Task
How many lines below hold the string "ministers"? Report that number alone.

Record extracts
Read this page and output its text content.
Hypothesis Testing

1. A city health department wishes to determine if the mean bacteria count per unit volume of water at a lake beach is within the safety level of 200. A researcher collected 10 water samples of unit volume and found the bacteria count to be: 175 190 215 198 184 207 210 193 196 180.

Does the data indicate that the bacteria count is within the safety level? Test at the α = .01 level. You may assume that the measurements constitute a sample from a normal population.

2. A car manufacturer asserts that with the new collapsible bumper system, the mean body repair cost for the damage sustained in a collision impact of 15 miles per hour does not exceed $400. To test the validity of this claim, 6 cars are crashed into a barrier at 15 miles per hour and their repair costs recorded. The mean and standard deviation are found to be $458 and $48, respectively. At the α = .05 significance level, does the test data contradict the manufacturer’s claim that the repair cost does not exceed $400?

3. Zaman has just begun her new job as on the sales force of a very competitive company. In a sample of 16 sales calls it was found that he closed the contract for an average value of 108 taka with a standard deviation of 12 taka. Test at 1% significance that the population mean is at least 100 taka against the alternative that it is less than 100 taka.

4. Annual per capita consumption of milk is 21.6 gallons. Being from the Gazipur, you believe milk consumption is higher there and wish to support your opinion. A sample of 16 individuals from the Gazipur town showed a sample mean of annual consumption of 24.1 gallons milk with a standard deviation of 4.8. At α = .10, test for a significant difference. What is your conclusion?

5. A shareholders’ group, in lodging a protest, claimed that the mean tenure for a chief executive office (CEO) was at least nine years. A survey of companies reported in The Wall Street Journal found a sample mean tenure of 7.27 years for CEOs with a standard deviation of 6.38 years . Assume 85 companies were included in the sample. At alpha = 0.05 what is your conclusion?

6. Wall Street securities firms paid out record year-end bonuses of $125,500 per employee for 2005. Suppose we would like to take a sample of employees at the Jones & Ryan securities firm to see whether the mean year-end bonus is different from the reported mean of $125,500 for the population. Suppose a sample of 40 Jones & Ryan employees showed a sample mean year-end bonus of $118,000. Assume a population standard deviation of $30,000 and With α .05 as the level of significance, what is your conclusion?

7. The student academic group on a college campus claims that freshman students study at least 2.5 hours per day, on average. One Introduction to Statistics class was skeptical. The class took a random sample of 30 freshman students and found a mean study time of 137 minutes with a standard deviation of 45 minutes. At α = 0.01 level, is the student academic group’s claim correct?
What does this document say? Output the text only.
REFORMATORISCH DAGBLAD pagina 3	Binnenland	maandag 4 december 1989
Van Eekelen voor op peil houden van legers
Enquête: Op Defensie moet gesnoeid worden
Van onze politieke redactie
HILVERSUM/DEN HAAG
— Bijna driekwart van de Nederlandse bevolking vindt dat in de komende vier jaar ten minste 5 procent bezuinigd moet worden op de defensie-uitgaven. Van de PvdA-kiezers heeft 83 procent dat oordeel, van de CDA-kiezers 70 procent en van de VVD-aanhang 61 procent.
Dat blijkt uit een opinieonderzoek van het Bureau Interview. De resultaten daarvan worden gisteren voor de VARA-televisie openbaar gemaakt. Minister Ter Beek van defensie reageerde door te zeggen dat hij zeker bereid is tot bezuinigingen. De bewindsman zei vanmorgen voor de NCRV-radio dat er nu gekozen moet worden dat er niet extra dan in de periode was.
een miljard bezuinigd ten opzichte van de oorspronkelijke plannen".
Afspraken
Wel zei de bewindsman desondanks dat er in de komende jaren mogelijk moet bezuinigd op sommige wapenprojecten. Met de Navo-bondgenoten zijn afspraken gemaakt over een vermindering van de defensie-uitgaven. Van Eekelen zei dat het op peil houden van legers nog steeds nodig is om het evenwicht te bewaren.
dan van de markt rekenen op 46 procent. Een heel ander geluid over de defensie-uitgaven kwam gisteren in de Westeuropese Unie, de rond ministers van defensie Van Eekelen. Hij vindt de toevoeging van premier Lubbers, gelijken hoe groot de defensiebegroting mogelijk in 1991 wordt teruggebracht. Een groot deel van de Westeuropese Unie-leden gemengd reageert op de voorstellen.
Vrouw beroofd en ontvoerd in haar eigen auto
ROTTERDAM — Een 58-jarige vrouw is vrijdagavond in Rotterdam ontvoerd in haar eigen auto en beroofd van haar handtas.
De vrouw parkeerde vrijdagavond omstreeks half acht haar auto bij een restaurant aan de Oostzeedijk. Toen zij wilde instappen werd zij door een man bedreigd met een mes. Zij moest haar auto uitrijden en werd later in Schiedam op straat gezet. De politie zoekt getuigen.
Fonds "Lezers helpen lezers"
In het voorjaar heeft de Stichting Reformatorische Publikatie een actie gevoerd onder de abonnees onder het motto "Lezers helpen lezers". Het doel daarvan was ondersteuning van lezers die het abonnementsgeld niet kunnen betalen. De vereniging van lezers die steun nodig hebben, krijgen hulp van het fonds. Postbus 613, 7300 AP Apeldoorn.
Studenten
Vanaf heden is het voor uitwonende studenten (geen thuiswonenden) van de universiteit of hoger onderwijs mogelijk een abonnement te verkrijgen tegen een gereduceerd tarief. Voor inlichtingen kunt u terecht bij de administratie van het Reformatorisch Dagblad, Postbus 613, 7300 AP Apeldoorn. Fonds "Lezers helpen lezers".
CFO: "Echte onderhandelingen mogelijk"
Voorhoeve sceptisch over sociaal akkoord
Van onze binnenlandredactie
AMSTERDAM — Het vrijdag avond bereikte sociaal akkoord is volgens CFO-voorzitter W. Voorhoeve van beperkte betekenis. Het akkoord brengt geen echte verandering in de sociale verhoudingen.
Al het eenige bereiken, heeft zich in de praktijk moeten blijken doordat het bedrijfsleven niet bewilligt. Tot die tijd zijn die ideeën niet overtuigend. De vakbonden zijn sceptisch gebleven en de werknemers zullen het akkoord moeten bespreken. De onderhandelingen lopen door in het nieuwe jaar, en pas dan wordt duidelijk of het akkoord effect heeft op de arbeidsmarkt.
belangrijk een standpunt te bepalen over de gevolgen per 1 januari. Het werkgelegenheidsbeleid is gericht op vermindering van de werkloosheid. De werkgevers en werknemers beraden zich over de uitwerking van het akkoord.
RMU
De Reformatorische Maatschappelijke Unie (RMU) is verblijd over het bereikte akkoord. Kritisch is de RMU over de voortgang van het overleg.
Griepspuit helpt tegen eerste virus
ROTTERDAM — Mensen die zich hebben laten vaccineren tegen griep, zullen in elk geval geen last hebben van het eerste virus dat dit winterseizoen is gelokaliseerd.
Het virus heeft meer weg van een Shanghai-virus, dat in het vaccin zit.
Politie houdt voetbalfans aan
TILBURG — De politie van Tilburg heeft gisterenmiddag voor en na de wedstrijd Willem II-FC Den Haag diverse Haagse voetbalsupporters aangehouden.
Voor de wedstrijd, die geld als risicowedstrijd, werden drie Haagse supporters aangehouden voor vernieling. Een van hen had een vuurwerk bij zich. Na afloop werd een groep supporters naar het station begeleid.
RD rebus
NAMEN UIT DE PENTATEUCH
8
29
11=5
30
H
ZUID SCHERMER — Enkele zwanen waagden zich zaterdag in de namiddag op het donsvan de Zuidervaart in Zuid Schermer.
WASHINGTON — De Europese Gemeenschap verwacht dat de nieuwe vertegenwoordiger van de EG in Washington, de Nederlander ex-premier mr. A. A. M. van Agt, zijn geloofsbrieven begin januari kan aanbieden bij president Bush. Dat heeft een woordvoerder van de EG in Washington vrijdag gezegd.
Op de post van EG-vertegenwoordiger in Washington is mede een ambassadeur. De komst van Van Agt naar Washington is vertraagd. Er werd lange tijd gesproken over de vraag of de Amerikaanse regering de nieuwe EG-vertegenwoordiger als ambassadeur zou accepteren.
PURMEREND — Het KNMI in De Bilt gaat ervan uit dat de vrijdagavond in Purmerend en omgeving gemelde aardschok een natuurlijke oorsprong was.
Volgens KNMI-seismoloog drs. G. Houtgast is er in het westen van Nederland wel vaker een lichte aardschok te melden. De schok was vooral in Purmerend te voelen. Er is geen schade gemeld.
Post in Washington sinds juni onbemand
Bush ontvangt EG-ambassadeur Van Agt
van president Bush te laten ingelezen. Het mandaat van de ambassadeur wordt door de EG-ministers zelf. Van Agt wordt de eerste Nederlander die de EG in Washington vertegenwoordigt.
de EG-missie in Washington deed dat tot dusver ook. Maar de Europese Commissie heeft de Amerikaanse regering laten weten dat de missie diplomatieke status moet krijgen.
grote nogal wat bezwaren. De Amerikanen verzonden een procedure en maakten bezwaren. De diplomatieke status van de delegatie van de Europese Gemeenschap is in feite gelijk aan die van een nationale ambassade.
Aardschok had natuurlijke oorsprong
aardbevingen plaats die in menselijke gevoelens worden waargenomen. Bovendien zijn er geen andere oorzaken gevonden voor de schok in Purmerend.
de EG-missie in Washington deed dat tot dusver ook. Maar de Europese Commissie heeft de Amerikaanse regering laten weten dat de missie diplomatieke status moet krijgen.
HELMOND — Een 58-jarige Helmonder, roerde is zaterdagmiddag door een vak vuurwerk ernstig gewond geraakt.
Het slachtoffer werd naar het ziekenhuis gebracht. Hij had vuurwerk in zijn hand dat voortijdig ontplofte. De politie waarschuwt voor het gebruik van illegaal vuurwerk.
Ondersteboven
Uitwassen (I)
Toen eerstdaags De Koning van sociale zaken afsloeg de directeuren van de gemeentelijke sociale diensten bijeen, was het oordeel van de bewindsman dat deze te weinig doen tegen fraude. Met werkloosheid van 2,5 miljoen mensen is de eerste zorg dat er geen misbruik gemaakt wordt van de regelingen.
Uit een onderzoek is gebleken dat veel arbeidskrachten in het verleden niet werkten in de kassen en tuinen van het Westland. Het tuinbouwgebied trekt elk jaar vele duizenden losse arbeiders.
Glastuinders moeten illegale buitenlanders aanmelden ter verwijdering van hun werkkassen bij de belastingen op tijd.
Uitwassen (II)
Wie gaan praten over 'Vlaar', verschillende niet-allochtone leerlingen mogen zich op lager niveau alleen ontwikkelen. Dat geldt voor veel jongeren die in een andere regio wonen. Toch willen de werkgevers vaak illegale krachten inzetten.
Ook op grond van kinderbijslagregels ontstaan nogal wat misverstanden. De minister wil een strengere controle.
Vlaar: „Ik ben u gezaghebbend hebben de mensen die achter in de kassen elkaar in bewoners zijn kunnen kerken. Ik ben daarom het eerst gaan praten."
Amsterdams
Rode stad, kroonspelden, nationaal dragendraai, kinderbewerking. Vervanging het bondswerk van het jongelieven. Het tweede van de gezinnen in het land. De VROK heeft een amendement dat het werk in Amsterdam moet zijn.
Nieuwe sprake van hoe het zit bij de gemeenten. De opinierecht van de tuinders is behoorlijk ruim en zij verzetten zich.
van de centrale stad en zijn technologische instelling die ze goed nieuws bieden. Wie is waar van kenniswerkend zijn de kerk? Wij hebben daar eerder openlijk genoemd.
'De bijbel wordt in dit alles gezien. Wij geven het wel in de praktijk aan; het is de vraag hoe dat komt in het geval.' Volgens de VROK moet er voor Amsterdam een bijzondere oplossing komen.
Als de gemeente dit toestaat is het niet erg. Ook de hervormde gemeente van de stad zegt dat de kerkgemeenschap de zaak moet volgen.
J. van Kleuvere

Output for this task
2